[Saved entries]
────────────────────────────────────────

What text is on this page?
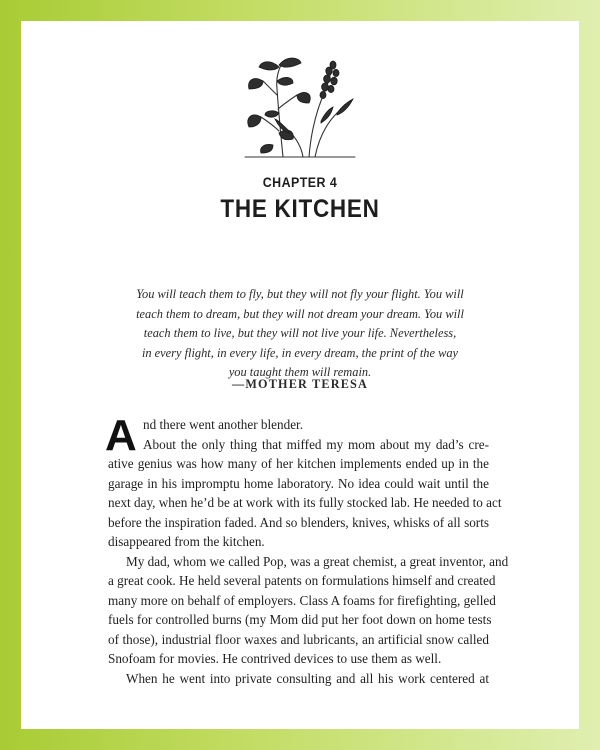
CHAPTER 4
THE KITCHEN
You will teach them to fly, but they will not fly your flight. You will
teach them to dream, but they will not dream your dream. You will
teach them to live, but they will not live your life. Nevertheless,
in every flight, in every life, in every dream, the print of the way
you taught them will remain.
—MOTHER TERESA
A nd there went another blender.
About the only thing that miffed my mom about my dad’s cre-
ative genius was how many of her kitchen implements ended up in the
garage in his impromptu home laboratory. No idea could wait until the
next day, when he’d be at work with its fully stocked lab. He needed to act
before the inspiration faded. And so blenders, knives, whisks of all sorts
disappeared from the kitchen.
My dad, whom we called Pop, was a great chemist, a great inventor, and
a great cook. He held several patents on formulations himself and created
many more on behalf of employers. Class A foams for firefighting, gelled
fuels for controlled burns (my Mom did put her foot down on home tests
of those), industrial floor waxes and lubricants, an artificial snow called
Snofoam for movies. He contrived devices to use them as well.
When he went into private consulting and all his work centered at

────────────────────────────────────────

Go over the data above and copy every line that has the word "them" in it.

## Written solution
You will teach them to fly, but they will not fly your flight. You will
teach them to dream, but they will not dream your dream. You will
teach them to live, but they will not live your life. Nevertheless,
you taught them will remain.
Snofoam for movies. He contrived devices to use them as well.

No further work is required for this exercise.